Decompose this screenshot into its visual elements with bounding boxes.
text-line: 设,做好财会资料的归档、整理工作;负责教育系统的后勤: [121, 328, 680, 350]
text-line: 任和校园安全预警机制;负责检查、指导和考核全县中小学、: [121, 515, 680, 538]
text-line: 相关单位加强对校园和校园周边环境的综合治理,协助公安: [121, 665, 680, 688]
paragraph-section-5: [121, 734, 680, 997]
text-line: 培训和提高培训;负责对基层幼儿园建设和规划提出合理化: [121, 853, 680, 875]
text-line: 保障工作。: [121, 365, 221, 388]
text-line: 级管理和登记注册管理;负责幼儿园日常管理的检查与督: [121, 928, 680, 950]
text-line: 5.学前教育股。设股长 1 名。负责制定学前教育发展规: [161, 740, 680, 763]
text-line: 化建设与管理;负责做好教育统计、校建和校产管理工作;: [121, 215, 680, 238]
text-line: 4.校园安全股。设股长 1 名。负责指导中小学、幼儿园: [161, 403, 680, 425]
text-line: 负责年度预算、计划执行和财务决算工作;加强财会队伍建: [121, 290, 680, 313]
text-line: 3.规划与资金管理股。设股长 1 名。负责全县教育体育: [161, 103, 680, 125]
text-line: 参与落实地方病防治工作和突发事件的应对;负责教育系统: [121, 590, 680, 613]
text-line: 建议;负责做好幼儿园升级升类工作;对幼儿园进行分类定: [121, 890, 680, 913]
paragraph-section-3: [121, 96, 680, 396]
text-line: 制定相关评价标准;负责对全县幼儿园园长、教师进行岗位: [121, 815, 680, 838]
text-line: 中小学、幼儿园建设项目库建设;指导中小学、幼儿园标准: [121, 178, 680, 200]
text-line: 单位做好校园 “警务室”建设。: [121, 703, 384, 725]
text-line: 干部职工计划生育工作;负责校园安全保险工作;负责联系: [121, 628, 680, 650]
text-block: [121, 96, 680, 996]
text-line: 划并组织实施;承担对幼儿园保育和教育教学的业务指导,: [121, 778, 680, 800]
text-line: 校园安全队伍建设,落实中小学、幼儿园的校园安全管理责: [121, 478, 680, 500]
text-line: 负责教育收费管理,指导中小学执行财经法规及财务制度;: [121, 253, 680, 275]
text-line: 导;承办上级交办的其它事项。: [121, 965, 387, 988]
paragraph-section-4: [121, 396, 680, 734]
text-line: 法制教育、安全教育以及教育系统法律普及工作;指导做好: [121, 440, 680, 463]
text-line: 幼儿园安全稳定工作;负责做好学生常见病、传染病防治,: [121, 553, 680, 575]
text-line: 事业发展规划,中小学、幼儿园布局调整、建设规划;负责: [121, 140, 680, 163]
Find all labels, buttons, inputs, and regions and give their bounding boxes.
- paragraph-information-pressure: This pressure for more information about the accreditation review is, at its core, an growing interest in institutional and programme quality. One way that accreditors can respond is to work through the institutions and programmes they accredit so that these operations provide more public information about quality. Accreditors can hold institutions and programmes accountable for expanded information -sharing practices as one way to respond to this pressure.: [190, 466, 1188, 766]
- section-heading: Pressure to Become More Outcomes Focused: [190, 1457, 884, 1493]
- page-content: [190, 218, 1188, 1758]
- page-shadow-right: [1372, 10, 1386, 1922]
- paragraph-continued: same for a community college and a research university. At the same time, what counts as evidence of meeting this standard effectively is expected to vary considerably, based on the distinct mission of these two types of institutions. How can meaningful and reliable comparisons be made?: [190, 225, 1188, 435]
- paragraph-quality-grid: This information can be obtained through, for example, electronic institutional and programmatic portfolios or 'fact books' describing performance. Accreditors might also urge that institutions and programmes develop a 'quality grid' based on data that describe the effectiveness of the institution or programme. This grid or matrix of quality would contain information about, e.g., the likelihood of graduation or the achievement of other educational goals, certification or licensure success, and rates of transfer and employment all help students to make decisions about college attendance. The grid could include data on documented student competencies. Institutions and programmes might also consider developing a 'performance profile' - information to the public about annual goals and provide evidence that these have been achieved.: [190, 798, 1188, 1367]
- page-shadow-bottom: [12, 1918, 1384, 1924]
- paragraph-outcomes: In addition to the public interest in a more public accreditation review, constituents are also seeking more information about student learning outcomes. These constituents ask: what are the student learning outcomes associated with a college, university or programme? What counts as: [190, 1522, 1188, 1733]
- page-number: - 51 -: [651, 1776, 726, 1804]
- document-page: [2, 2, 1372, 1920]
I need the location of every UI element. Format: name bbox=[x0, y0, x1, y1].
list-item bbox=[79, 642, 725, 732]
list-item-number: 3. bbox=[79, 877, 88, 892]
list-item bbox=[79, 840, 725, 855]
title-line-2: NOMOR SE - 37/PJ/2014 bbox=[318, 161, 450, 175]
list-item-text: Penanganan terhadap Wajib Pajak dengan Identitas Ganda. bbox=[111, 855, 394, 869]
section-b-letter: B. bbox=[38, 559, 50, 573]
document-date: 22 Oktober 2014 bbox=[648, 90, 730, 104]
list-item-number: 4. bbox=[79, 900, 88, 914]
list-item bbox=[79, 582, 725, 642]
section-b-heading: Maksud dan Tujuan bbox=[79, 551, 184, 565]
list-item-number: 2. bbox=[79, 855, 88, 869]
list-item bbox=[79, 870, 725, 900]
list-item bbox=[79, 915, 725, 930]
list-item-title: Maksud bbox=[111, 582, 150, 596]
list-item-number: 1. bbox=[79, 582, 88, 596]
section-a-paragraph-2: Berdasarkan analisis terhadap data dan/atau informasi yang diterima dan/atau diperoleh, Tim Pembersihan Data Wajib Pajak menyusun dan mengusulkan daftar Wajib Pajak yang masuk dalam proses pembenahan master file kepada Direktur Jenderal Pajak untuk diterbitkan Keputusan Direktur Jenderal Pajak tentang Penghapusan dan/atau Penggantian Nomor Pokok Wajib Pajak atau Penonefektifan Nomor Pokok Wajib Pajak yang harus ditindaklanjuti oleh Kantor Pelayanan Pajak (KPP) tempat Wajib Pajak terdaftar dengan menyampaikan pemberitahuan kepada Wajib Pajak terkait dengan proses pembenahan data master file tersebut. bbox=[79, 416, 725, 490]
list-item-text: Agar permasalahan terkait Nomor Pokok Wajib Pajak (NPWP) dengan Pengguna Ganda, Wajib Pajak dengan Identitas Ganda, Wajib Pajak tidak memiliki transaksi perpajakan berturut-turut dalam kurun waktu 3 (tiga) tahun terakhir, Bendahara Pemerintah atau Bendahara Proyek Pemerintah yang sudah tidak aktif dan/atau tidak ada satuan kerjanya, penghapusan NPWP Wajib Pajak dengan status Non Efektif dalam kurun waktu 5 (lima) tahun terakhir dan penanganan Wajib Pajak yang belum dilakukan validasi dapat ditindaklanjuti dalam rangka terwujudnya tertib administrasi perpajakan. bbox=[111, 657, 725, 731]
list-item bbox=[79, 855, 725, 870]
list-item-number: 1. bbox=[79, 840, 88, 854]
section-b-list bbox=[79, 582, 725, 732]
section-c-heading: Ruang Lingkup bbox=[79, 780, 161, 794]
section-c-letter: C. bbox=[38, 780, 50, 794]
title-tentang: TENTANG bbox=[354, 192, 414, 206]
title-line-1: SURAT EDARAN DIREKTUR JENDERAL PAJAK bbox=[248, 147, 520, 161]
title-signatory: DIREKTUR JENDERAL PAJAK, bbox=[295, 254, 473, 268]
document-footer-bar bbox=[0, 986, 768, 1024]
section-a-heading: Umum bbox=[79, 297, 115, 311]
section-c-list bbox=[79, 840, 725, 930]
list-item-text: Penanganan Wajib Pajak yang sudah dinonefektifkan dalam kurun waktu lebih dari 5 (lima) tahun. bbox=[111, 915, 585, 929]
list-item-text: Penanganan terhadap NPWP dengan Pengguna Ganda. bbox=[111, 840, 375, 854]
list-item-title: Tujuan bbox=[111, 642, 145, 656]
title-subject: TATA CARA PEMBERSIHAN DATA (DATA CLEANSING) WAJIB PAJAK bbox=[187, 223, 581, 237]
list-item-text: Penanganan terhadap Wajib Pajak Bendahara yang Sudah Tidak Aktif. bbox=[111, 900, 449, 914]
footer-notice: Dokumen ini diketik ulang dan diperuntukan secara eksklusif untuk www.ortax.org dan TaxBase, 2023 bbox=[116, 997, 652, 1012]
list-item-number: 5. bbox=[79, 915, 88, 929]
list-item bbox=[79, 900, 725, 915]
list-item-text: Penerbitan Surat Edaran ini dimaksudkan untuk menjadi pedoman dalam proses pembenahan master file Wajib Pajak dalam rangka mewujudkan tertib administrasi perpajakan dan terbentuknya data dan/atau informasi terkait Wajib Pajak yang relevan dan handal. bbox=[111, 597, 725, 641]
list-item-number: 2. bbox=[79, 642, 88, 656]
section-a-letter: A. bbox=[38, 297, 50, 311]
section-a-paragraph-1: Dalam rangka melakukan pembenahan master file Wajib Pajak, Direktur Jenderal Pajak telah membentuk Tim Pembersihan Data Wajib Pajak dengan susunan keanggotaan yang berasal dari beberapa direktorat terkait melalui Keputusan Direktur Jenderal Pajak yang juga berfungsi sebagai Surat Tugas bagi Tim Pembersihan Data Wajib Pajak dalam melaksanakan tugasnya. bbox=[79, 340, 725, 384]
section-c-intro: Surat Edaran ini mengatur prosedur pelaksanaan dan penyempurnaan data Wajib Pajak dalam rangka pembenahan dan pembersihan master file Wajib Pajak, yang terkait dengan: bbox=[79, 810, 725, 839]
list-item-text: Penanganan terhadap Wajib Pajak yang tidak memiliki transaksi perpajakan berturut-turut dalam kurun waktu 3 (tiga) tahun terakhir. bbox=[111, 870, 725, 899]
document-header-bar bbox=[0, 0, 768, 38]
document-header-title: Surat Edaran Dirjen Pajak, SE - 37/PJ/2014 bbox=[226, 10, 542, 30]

- _TASK GOAL_:
Rewrite the items above from the first line through the line containing "text-line: 法制教育、安全教育以及教育系统法律普及工作;指导做好: [121, 440, 680, 463]", renaming "股长" as "主任" and leaving everything else unchanged.

- _FINAL ANSWER_:
Decompose this screenshot into its visual elements with bounding boxes.
text-line: 设,做好财会资料的归档、整理工作;负责教育系统的后勤: [121, 328, 680, 350]
text-line: 任和校园安全预警机制;负责检查、指导和考核全县中小学、: [121, 515, 680, 538]
text-line: 相关单位加强对校园和校园周边环境的综合治理,协助公安: [121, 665, 680, 688]
paragraph-section-5: [121, 734, 680, 997]
text-line: 培训和提高培训;负责对基层幼儿园建设和规划提出合理化: [121, 853, 680, 875]
text-line: 保障工作。: [121, 365, 221, 388]
text-line: 级管理和登记注册管理;负责幼儿园日常管理的检查与督: [121, 928, 680, 950]
text-line: 5.学前教育股。设主任 1 名。负责制定学前教育发展规: [161, 740, 680, 763]
text-line: 化建设与管理;负责做好教育统计、校建和校产管理工作;: [121, 215, 680, 238]
text-line: 4.校园安全股。设主任 1 名。负责指导中小学、幼儿园: [161, 403, 680, 425]
text-line: 负责年度预算、计划执行和财务决算工作;加强财会队伍建: [121, 290, 680, 313]
text-line: 3.规划与资金管理股。设主任 1 名。负责全县教育体育: [161, 103, 680, 125]
text-line: 参与落实地方病防治工作和突发事件的应对;负责教育系统: [121, 590, 680, 613]
text-line: 建议;负责做好幼儿园升级升类工作;对幼儿园进行分类定: [121, 890, 680, 913]
paragraph-section-3: [121, 96, 680, 396]
text-line: 制定相关评价标准;负责对全县幼儿园园长、教师进行岗位: [121, 815, 680, 838]
text-line: 中小学、幼儿园建设项目库建设;指导中小学、幼儿园标准: [121, 178, 680, 200]
text-line: 单位做好校园 “警务室”建设。: [121, 703, 384, 725]
text-line: 干部职工计划生育工作;负责校园安全保险工作;负责联系: [121, 628, 680, 650]
text-block: [121, 96, 680, 996]
text-line: 划并组织实施;承担对幼儿园保育和教育教学的业务指导,: [121, 778, 680, 800]
text-line: 校园安全队伍建设,落实中小学、幼儿园的校园安全管理责: [121, 478, 680, 500]
text-line: 负责教育收费管理,指导中小学执行财经法规及财务制度;: [121, 253, 680, 275]
text-line: 导;承办上级交办的其它事项。: [121, 965, 387, 988]
paragraph-section-4: [121, 396, 680, 734]
text-line: 法制教育、安全教育以及教育系统法律普及工作;指导做好: [121, 440, 680, 463]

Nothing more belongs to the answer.